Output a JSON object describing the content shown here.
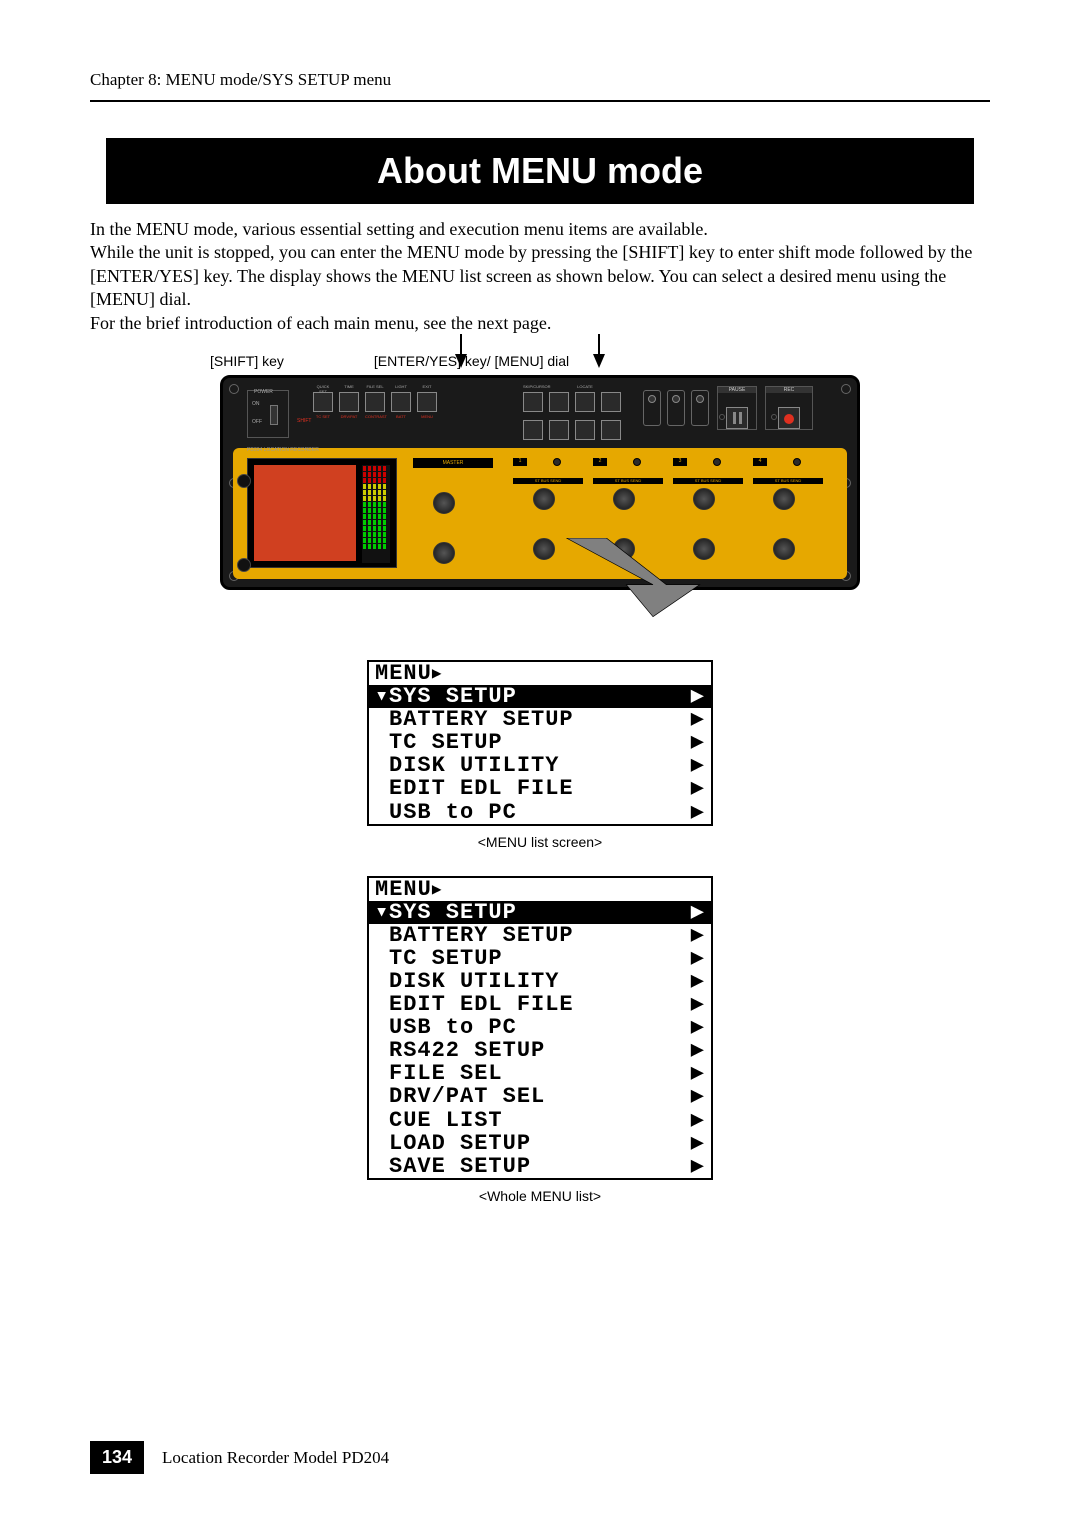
{
  "header": {
    "chapter_line": "Chapter 8: MENU mode/SYS SETUP menu"
  },
  "title": "About MENU mode",
  "paragraph": "In the MENU mode, various essential setting and execution menu items are available.\nWhile the unit is stopped, you can enter the MENU mode by pressing the [SHIFT] key to enter shift mode followed by the [ENTER/YES] key. The display shows the MENU list screen as shown below. You can select a desired menu using the [MENU] dial.\nFor the brief introduction of each main menu, see the next page.",
  "key_labels": {
    "shift": "[SHIFT] key",
    "enter": "[ENTER/YES] key/ [MENU] dial"
  },
  "device": {
    "background_color": "#1a1a1a",
    "panel_color": "#e6a800",
    "lcd_color": "#d04020",
    "power": {
      "label": "POWER",
      "on": "ON",
      "off": "OFF"
    },
    "shift_label": "SHIFT",
    "row1_top": [
      "QUICK SET",
      "TIME",
      "FILE SEL",
      "LIGHT",
      "EXIT"
    ],
    "row1_bot": [
      "TC SET",
      "DRV/PAT",
      "CONTRAST",
      "BATT",
      "MENU"
    ],
    "row1_bot_color": [
      "#e03020",
      "#e03020",
      "#e03020",
      "#e03020",
      "#e03020"
    ],
    "row2_top": [
      "SKIP/CURSOR",
      "",
      "LOCATE",
      ""
    ],
    "row2_labels_a": [
      "|◀◀",
      "▶▶|",
      "◀◀",
      "▶▶"
    ],
    "row2_labels_b": [
      "REW",
      "FF",
      "MARK",
      "CLEAR"
    ],
    "row3_top": [
      "HOME",
      "STOP",
      "ENTER",
      "MENU"
    ],
    "toggles": [
      "PRE REC",
      "HPF",
      "SLATE"
    ],
    "pause_label": "PAUSE",
    "rec_label": "REC",
    "location_label": "PD204 LOCATION RECORDER",
    "brand": "FOSTEX",
    "monitor_label": "MONITOR",
    "phones_label": "PHONES",
    "min_label": "MIN",
    "max_label": "MAX",
    "stbus_label": "ST BUS",
    "master_label": "MASTER",
    "channel_numbers": [
      "1",
      "2",
      "3",
      "4"
    ],
    "channel_section": "ST BUS SEND",
    "gain_label": "GAIN",
    "delay_label": "DELAY"
  },
  "menu1": {
    "title": "MENU",
    "caption": "<MENU list screen>",
    "selected": "SYS SETUP",
    "items": [
      "BATTERY SETUP",
      "TC SETUP",
      "DISK UTILITY",
      "EDIT EDL FILE",
      "USB to PC"
    ]
  },
  "menu2": {
    "title": "MENU",
    "caption": "<Whole MENU list>",
    "selected": "SYS SETUP",
    "items": [
      "BATTERY SETUP",
      "TC SETUP",
      "DISK UTILITY",
      "EDIT EDL FILE",
      "USB to PC",
      "RS422 SETUP",
      "FILE SEL",
      "DRV/PAT SEL",
      "CUE LIST",
      "LOAD SETUP",
      "SAVE SETUP"
    ]
  },
  "footer": {
    "page": "134",
    "text": "Location Recorder  Model PD204"
  },
  "colors": {
    "black": "#000000",
    "white": "#ffffff",
    "panel_yellow": "#e6a800",
    "lcd_orange": "#d04020",
    "red": "#e03020",
    "grey": "#888888"
  }
}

----------

▸ **AIM**
Which lines hold the word "ENTER"? Copy each of them from the records.

▸ **COMPLETE OUTPUT**
  "paragraph": "In the MENU mode, various essential setting and execution menu items are available.\nWhile the unit is stopped, you can enter the MENU mode by pressing the [SHIFT] key to enter shift mode followed by the [ENTER/YES] key. The display shows the MENU list screen as shown below. You can select a desired menu using the [MENU] dial.\nFor the brief introduction of each main menu, see the next page.",
    "enter": "[ENTER/YES] key/ [MENU] dial"
      "ENTER",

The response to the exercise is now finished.